• [TASK OBJECTIVE]: Write out exactly, please, the lines from the one containing "What does this" to the end of the material.

• [EXERCISE MATERIAL]:
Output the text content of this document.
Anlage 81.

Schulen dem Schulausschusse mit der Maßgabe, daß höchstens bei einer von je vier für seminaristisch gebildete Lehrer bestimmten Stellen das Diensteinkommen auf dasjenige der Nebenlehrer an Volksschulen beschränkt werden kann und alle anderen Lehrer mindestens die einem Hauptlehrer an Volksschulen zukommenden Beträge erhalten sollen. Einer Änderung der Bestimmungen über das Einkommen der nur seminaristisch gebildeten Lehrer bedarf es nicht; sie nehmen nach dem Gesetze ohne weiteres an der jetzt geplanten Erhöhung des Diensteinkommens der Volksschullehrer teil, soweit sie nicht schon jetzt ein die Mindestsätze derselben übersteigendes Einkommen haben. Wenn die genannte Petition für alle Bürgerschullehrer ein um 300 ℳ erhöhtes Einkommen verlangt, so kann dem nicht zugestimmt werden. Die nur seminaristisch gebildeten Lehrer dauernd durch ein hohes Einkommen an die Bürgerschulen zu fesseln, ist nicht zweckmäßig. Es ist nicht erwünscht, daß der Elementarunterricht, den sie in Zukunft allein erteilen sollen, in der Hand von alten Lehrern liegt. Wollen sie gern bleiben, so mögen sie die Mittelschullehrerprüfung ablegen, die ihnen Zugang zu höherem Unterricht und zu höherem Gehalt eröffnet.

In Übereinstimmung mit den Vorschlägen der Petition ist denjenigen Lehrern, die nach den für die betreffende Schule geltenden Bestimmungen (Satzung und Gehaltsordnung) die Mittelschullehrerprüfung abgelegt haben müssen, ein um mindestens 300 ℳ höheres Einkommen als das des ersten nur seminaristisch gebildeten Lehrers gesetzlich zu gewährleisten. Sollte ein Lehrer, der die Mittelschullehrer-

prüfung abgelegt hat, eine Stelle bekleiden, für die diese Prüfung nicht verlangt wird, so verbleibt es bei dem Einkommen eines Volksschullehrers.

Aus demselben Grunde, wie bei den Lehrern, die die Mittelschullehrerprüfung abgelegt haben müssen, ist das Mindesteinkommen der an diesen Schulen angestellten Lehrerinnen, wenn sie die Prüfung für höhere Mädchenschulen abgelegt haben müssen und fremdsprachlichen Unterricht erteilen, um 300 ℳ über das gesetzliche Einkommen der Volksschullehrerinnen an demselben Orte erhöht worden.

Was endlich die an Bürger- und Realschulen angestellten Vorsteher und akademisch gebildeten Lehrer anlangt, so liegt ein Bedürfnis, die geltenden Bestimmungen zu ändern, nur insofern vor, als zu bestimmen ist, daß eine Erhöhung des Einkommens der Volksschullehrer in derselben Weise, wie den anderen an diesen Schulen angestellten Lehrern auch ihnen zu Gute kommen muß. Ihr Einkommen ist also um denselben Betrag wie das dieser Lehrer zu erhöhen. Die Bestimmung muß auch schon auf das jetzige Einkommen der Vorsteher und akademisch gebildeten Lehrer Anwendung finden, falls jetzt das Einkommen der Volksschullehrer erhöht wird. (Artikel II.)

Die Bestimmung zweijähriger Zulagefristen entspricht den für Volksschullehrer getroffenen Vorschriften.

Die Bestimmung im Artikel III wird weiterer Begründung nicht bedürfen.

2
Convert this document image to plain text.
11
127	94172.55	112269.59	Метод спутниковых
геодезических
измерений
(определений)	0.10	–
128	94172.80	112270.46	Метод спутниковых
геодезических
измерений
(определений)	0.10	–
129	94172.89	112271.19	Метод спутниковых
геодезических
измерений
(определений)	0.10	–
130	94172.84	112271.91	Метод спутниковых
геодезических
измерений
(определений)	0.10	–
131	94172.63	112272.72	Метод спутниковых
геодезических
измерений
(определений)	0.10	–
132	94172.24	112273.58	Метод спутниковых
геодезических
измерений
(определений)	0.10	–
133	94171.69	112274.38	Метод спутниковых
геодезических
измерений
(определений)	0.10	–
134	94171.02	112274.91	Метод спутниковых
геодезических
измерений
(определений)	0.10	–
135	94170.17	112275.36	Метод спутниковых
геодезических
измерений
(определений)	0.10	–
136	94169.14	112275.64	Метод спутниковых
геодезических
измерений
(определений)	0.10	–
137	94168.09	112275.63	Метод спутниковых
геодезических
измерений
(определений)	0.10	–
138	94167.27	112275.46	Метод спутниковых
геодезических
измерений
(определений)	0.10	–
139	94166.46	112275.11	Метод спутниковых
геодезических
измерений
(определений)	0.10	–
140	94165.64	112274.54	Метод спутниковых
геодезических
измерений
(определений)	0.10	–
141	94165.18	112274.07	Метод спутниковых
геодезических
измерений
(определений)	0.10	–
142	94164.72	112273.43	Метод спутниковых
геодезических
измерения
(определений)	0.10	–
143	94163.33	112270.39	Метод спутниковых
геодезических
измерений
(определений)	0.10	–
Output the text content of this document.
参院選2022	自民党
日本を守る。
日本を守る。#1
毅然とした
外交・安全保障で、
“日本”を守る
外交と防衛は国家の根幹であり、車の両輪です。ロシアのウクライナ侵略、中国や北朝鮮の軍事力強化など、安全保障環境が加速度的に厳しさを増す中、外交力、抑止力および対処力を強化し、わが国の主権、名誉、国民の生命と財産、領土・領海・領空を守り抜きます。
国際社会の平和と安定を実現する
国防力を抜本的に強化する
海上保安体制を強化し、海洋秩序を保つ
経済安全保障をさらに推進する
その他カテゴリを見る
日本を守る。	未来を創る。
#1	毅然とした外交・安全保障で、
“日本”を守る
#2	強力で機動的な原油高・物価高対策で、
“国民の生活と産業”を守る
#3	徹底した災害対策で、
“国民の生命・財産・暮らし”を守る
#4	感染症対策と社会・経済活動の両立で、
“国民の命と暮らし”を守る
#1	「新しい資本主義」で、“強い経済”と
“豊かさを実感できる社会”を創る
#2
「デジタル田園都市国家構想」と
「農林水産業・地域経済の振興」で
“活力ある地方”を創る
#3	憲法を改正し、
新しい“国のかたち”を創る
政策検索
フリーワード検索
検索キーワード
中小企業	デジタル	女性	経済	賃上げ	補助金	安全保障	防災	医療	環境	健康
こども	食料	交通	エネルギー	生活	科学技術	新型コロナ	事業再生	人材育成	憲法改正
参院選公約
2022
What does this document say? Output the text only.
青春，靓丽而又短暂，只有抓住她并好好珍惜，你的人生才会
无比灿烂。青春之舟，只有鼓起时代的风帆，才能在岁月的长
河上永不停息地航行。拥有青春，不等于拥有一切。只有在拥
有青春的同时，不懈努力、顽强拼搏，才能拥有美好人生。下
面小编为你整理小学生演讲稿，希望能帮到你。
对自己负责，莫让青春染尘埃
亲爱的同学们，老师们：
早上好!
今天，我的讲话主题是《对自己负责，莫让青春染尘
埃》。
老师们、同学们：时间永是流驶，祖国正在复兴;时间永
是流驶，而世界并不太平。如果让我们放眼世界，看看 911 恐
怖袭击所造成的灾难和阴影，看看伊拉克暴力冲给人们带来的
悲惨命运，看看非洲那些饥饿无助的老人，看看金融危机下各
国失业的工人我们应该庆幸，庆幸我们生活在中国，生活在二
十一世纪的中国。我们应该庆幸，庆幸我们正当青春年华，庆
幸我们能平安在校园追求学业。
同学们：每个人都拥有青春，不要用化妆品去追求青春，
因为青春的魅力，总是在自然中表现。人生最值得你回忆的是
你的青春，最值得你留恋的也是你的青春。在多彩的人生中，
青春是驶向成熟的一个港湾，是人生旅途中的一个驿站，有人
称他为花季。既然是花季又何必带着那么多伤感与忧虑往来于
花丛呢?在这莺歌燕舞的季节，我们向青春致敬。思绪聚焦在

• [PROBLEM SOLUTION]:
What does this document say? Output the text only.
青春，靓丽而又短暂，只有抓住她并好好珍惜，你的人生才会
无比灿烂。青春之舟，只有鼓起时代的风帆，才能在岁月的长
河上永不停息地航行。拥有青春，不等于拥有一切。只有在拥
有青春的同时，不懈努力、顽强拼搏，才能拥有美好人生。下
面小编为你整理小学生演讲稿，希望能帮到你。
对自己负责，莫让青春染尘埃
亲爱的同学们，老师们：
早上好!
今天，我的讲话主题是《对自己负责，莫让青春染尘
埃》。
老师们、同学们：时间永是流驶，祖国正在复兴;时间永
是流驶，而世界并不太平。如果让我们放眼世界，看看 911 恐
怖袭击所造成的灾难和阴影，看看伊拉克暴力冲给人们带来的
悲惨命运，看看非洲那些饥饿无助的老人，看看金融危机下各
国失业的工人我们应该庆幸，庆幸我们生活在中国，生活在二
十一世纪的中国。我们应该庆幸，庆幸我们正当青春年华，庆
幸我们能平安在校园追求学业。
同学们：每个人都拥有青春，不要用化妆品去追求青春，
因为青春的魅力，总是在自然中表现。人生最值得你回忆的是
你的青春，最值得你留恋的也是你的青春。在多彩的人生中，
青春是驶向成熟的一个港湾，是人生旅途中的一个驿站，有人
称他为花季。既然是花季又何必带着那么多伤感与忧虑往来于
花丛呢?在这莺歌燕舞的季节，我们向青春致敬。思绪聚焦在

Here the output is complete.